Requirements » Exclude the pictures, then repeat the remaining data exactly.

Input material »
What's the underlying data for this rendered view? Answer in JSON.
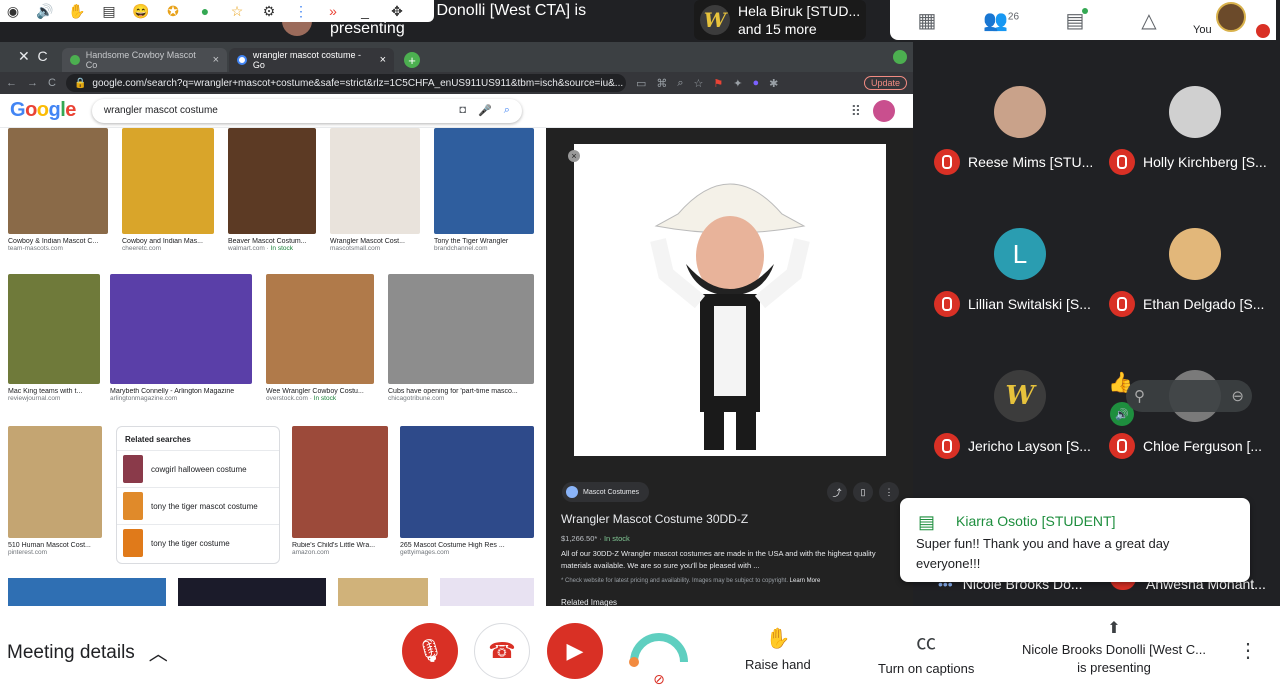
{
  "presenter_banner": {
    "line1": "s Donolli [West CTA] is",
    "line2": "presenting"
  },
  "hela": {
    "line1": "Hela Biruk [STUD...",
    "line2": "and 15 more"
  },
  "browser": {
    "tabs": [
      {
        "label": "Handsome Cowboy Mascot Co"
      },
      {
        "label": "wrangler mascot costume - Go"
      }
    ],
    "url": "google.com/search?q=wrangler+mascot+costume&safe=strict&rlz=1C5CHFA_enUS911US911&tbm=isch&source=iu&...",
    "update_label": "Update"
  },
  "google": {
    "logo_letters": [
      "G",
      "o",
      "o",
      "g",
      "l",
      "e"
    ],
    "query": "wrangler mascot costume"
  },
  "results": [
    {
      "title": "Cowboy & Indian Mascot C...",
      "source": "team-mascots.com",
      "stock": "",
      "color": "#8a6a48"
    },
    {
      "title": "Cowboy and Indian Mas...",
      "source": "cheeretc.com",
      "stock": "",
      "color": "#d9a52a"
    },
    {
      "title": "Beaver Mascot Costum...",
      "source": "walmart.com",
      "stock": "In stock",
      "color": "#5c3a24"
    },
    {
      "title": "Wrangler Mascot Cost...",
      "source": "mascotsmall.com",
      "stock": "",
      "color": "#e9e3dc"
    },
    {
      "title": "Tony the Tiger Wrangler",
      "source": "brandchannel.com",
      "stock": "",
      "color": "#2f5e9e"
    },
    {
      "title": "Mac King teams with t...",
      "source": "reviewjournal.com",
      "stock": "",
      "color": "#6f7a3a"
    },
    {
      "title": "Marybeth Connelly - Arlington Magazine",
      "source": "arlingtonmagazine.com",
      "stock": "",
      "color": "#5a3fa8"
    },
    {
      "title": "Wee Wrangler Cowboy Costu...",
      "source": "overstock.com",
      "stock": "In stock",
      "color": "#b07a4a"
    },
    {
      "title": "Cubs have opening for 'part-time masco...",
      "source": "chicagotribune.com",
      "stock": "",
      "color": "#8d8d8d"
    },
    {
      "title": "510 Human Mascot Cost...",
      "source": "pinterest.com",
      "stock": "",
      "color": "#c4a572"
    },
    {
      "title": "Rubie's Child's Little Wra...",
      "source": "amazon.com",
      "stock": "",
      "color": "#9c4a3a"
    },
    {
      "title": "265 Mascot Costume High Res ...",
      "source": "gettyimages.com",
      "stock": "",
      "color": "#2e4a8a"
    }
  ],
  "related": {
    "heading": "Related searches",
    "items": [
      {
        "label": "cowgirl halloween costume",
        "color": "#8a3a4a"
      },
      {
        "label": "tony the tiger mascot costume",
        "color": "#e08a2a"
      },
      {
        "label": "tony the tiger costume",
        "color": "#e07a1a"
      }
    ]
  },
  "preview": {
    "source_chip": "Mascot Costumes",
    "title": "Wrangler Mascot Costume 30DD-Z",
    "price": "$1,266.50*",
    "stock": "In stock",
    "desc": "All of our 30DD-Z Wrangler mascot costumes are made in the USA and with the highest quality materials available. We are so sure you'll be pleased with ...",
    "note": "* Check website for latest pricing and availability. Images may be subject to copyright.",
    "learn_more": "Learn More",
    "related_images": "Related Images"
  },
  "top_icons": {
    "participants_count": "26",
    "you_label": "You"
  },
  "participants": [
    {
      "name": "Reese Mims [STU...",
      "initial": "",
      "color": "#c9a28a"
    },
    {
      "name": "Holly Kirchberg [S...",
      "initial": "",
      "color": "#d0d0d0"
    },
    {
      "name": "Lillian Switalski [S...",
      "initial": "L",
      "color": "#2a9db1"
    },
    {
      "name": "Ethan Delgado [S...",
      "initial": "",
      "color": "#e2b77a"
    },
    {
      "name": "Jericho Layson [S...",
      "initial": "W",
      "color": "#3c3c3c"
    },
    {
      "name": "Chloe Ferguson [...",
      "initial": "",
      "color": "#7a7a7a"
    }
  ],
  "extra_rows": {
    "left": "Nicole Brooks Do...",
    "right": "Anwesha Mohant..."
  },
  "chat": {
    "sender": "Kiarra Osotio [STUDENT]",
    "message": "Super fun!! Thank you and have a great day everyone!!!"
  },
  "bottom": {
    "meeting_details": "Meeting details",
    "raise_hand": "Raise hand",
    "captions": "Turn on captions",
    "presenting_line1": "Nicole Brooks Donolli [West C...",
    "presenting_line2": "is presenting"
  }
}
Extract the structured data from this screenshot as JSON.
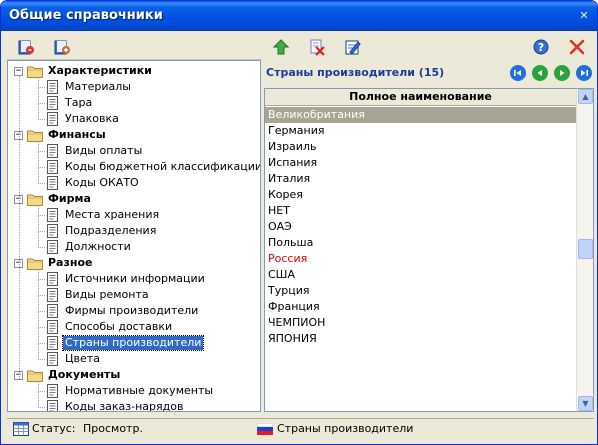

Result of the task »
What's the underlying data for this rendered view? Answer in JSON.
{
  "presenter_banner": {
    "line1": "s Donolli [West CTA] is",
    "line2": "presenting"
  },
  "hela": {
    "line1": "Hela Biruk [STUD...",
    "line2": "and 15 more"
  },
  "browser": {
    "tabs": [
      {
        "label": "Handsome Cowboy Mascot Co"
      },
      {
        "label": "wrangler mascot costume - Go"
      }
    ],
    "url": "google.com/search?q=wrangler+mascot+costume&safe=strict&rlz=1C5CHFA_enUS911US911&tbm=isch&source=iu&...",
    "update_label": "Update"
  },
  "google": {
    "logo_letters": [
      "G",
      "o",
      "o",
      "g",
      "l",
      "e"
    ],
    "query": "wrangler mascot costume"
  },
  "results": [
    {
      "title": "Cowboy & Indian Mascot C...",
      "source": "team-mascots.com",
      "stock": "",
      "color": "#8a6a48"
    },
    {
      "title": "Cowboy and Indian Mas...",
      "source": "cheeretc.com",
      "stock": "",
      "color": "#d9a52a"
    },
    {
      "title": "Beaver Mascot Costum...",
      "source": "walmart.com",
      "stock": "In stock",
      "color": "#5c3a24"
    },
    {
      "title": "Wrangler Mascot Cost...",
      "source": "mascotsmall.com",
      "stock": "",
      "color": "#e9e3dc"
    },
    {
      "title": "Tony the Tiger Wrangler",
      "source": "brandchannel.com",
      "stock": "",
      "color": "#2f5e9e"
    },
    {
      "title": "Mac King teams with t...",
      "source": "reviewjournal.com",
      "stock": "",
      "color": "#6f7a3a"
    },
    {
      "title": "Marybeth Connelly - Arlington Magazine",
      "source": "arlingtonmagazine.com",
      "stock": "",
      "color": "#5a3fa8"
    },
    {
      "title": "Wee Wrangler Cowboy Costu...",
      "source": "overstock.com",
      "stock": "In stock",
      "color": "#b07a4a"
    },
    {
      "title": "Cubs have opening for 'part-time masco...",
      "source": "chicagotribune.com",
      "stock": "",
      "color": "#8d8d8d"
    },
    {
      "title": "510 Human Mascot Cost...",
      "source": "pinterest.com",
      "stock": "",
      "color": "#c4a572"
    },
    {
      "title": "Rubie's Child's Little Wra...",
      "source": "amazon.com",
      "stock": "",
      "color": "#9c4a3a"
    },
    {
      "title": "265 Mascot Costume High Res ...",
      "source": "gettyimages.com",
      "stock": "",
      "color": "#2e4a8a"
    }
  ],
  "related": {
    "heading": "Related searches",
    "items": [
      {
        "label": "cowgirl halloween costume",
        "color": "#8a3a4a"
      },
      {
        "label": "tony the tiger mascot costume",
        "color": "#e08a2a"
      },
      {
        "label": "tony the tiger costume",
        "color": "#e07a1a"
      }
    ]
  },
  "preview": {
    "source_chip": "Mascot Costumes",
    "title": "Wrangler Mascot Costume 30DD-Z",
    "price": "$1,266.50*",
    "stock": "In stock",
    "desc": "All of our 30DD-Z Wrangler mascot costumes are made in the USA and with the highest quality materials available. We are so sure you'll be pleased with ...",
    "note": "* Check website for latest pricing and availability. Images may be subject to copyright.",
    "learn_more": "Learn More",
    "related_images": "Related Images"
  },
  "top_icons": {
    "participants_count": "26",
    "you_label": "You"
  },
  "participants": [
    {
      "name": "Reese Mims [STU...",
      "initial": "",
      "color": "#c9a28a"
    },
    {
      "name": "Holly Kirchberg [S...",
      "initial": "",
      "color": "#d0d0d0"
    },
    {
      "name": "Lillian Switalski [S...",
      "initial": "L",
      "color": "#2a9db1"
    },
    {
      "name": "Ethan Delgado [S...",
      "initial": "",
      "color": "#e2b77a"
    },
    {
      "name": "Jericho Layson [S...",
      "initial": "W",
      "color": "#3c3c3c"
    },
    {
      "name": "Chloe Ferguson [...",
      "initial": "",
      "color": "#7a7a7a"
    }
  ],
  "extra_rows": {
    "left": "Nicole Brooks Do...",
    "right": "Anwesha Mohant..."
  },
  "chat": {
    "sender": "Kiarra Osotio [STUDENT]",
    "message": "Super fun!! Thank you and have a great day everyone!!!"
  },
  "bottom": {
    "meeting_details": "Meeting details",
    "raise_hand": "Raise hand",
    "captions": "Turn on captions",
    "presenting_line1": "Nicole Brooks Donolli [West C...",
    "presenting_line2": "is presenting"
  }
}
Extract the structured data from this screenshot as JSON.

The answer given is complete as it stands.